## Aim:
Copy every line from the data below in which the string "Ross" can be found.

begin Input

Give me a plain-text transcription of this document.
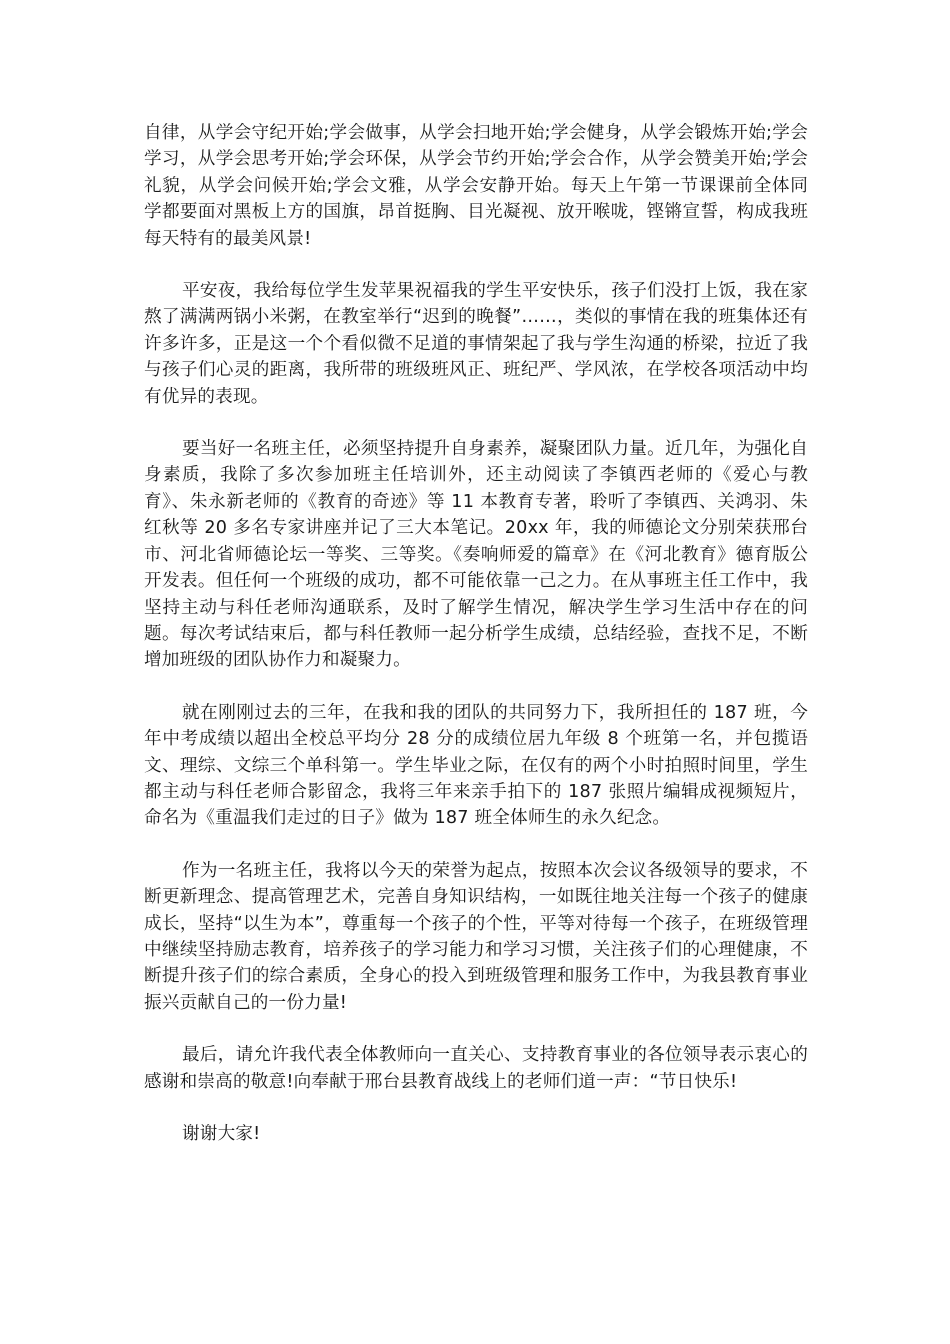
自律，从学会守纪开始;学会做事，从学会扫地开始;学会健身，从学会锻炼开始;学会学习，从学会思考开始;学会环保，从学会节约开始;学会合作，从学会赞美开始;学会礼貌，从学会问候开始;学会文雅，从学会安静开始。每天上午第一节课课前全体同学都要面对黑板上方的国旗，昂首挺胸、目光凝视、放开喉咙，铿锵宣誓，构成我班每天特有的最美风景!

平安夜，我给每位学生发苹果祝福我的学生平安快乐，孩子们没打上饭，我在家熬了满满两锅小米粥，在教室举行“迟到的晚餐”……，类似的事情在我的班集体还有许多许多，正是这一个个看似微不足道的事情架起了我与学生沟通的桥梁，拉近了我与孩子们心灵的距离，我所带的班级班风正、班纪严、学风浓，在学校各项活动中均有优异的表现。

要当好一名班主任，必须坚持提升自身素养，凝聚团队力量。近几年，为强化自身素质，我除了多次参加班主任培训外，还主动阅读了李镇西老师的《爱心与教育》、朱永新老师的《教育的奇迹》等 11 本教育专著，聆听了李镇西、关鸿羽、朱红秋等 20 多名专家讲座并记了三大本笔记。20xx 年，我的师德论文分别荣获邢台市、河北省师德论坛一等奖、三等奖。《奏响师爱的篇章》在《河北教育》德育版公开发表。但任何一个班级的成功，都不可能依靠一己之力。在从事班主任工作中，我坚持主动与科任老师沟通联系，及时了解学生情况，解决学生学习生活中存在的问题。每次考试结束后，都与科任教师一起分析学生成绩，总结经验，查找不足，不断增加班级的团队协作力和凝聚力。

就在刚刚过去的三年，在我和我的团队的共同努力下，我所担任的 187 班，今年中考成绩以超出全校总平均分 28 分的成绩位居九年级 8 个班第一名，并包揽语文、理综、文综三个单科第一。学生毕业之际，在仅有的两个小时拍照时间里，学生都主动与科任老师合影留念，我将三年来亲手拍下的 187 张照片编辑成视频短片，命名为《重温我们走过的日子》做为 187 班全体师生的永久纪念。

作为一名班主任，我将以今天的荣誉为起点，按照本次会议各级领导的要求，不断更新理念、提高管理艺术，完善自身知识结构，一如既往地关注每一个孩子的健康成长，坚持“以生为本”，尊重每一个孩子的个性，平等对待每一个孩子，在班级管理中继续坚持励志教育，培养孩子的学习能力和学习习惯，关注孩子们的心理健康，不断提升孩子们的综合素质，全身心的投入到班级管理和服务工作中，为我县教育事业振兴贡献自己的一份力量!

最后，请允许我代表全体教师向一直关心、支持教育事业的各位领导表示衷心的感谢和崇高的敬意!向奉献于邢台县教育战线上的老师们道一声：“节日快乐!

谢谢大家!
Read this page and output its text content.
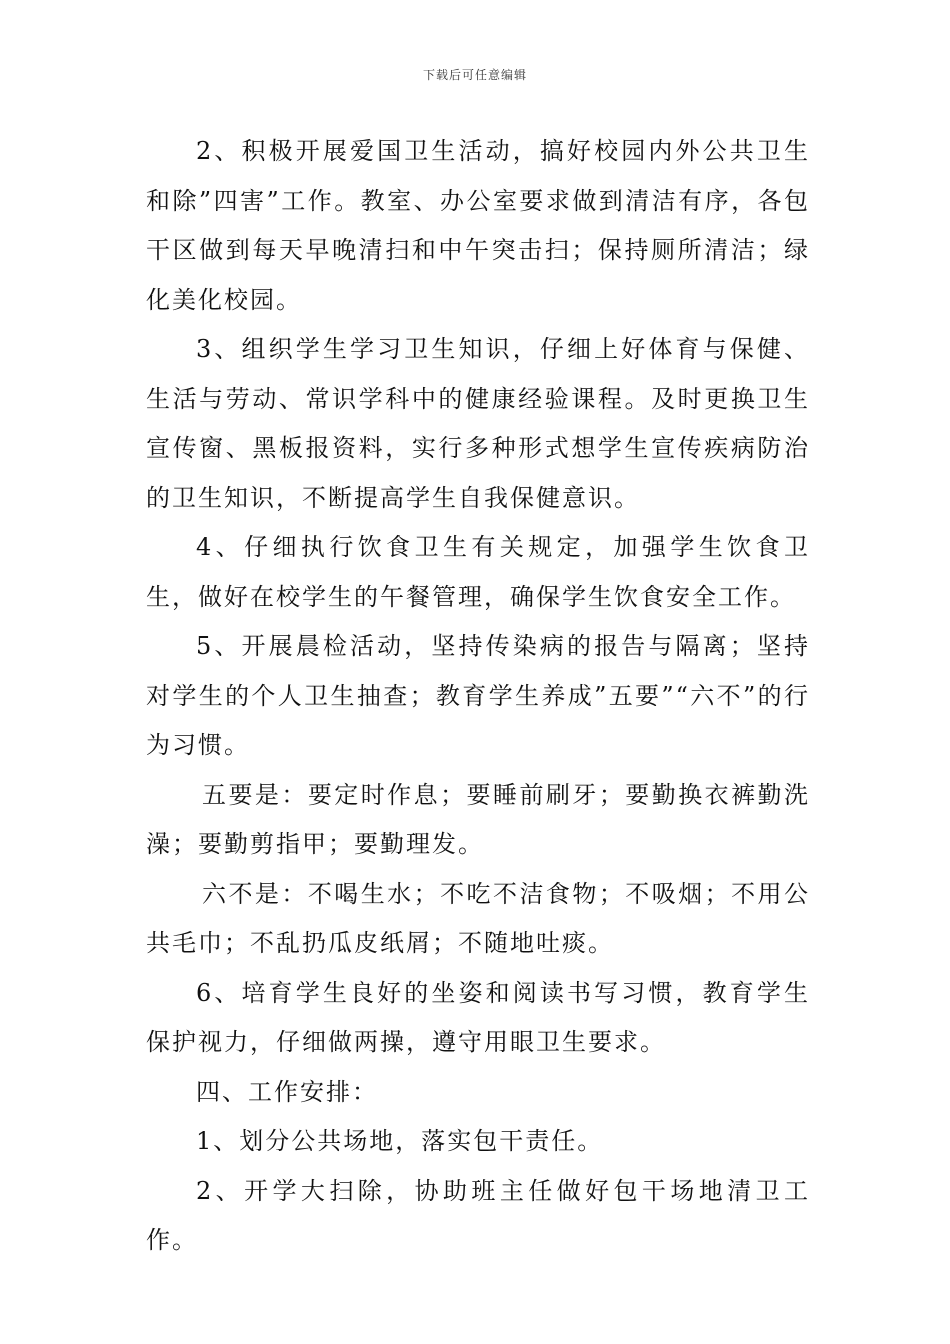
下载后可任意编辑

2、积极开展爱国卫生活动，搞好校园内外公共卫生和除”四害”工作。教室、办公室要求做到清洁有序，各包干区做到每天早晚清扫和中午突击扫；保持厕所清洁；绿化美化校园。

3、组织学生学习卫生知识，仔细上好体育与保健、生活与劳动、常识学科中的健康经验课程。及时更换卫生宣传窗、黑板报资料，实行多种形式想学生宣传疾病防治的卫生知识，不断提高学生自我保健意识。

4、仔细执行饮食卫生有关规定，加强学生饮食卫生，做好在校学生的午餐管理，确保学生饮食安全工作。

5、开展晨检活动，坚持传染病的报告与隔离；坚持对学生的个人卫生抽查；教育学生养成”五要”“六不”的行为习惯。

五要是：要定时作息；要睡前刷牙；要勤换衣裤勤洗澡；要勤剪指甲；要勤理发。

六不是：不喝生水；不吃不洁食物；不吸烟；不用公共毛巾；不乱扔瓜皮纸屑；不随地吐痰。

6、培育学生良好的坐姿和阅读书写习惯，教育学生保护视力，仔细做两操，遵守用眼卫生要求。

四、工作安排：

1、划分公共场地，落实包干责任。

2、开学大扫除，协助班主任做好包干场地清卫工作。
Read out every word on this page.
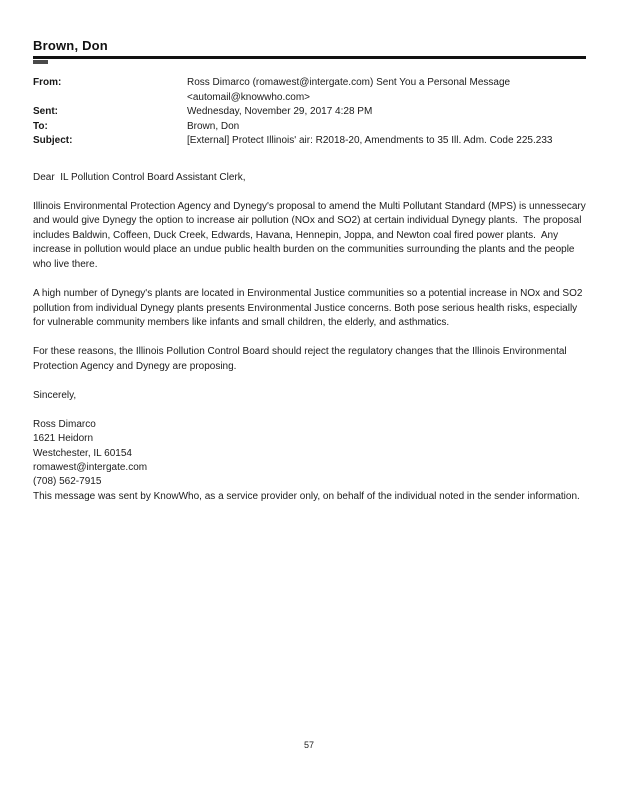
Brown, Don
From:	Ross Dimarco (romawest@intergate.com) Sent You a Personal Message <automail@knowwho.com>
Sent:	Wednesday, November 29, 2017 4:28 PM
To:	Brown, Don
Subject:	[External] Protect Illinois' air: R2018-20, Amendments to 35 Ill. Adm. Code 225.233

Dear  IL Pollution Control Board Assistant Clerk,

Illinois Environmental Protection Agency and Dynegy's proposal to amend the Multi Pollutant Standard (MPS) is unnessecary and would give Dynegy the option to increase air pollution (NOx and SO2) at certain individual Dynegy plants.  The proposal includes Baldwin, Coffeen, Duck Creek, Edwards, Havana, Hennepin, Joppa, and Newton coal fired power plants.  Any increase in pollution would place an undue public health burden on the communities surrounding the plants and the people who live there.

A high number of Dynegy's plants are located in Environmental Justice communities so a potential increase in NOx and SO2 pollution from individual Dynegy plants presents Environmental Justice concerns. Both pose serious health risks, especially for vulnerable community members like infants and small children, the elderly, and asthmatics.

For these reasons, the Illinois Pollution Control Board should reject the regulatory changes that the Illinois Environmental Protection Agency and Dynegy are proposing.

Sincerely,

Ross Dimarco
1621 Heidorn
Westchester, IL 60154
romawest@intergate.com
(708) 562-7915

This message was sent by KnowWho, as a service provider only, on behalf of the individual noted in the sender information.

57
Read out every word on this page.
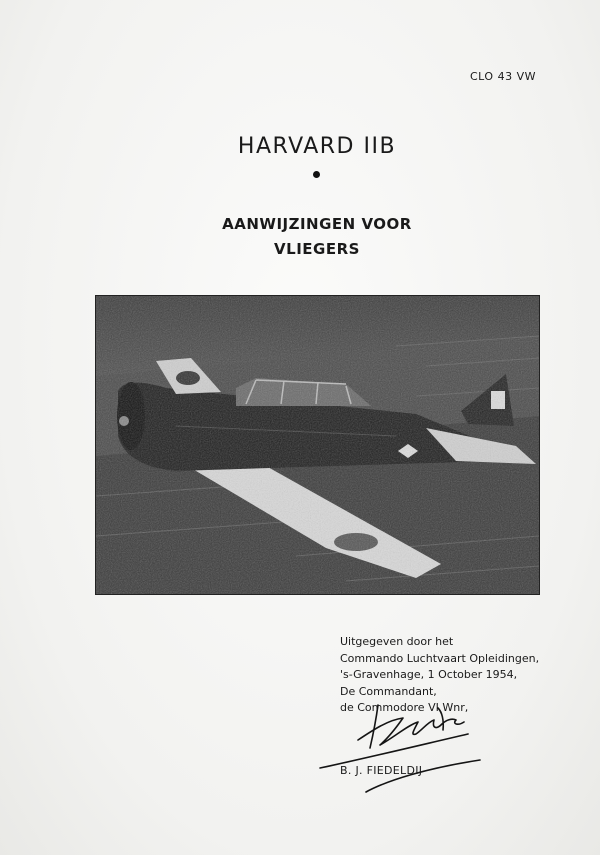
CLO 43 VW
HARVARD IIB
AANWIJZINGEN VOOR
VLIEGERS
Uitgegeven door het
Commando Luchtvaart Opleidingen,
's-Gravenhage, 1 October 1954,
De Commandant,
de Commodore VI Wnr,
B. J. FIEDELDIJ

end Input

## Written solution:
From:	Ross Dimarco (romawest@intergate.com) Sent You a Personal Message <automail@knowwho.com>
Ross Dimarco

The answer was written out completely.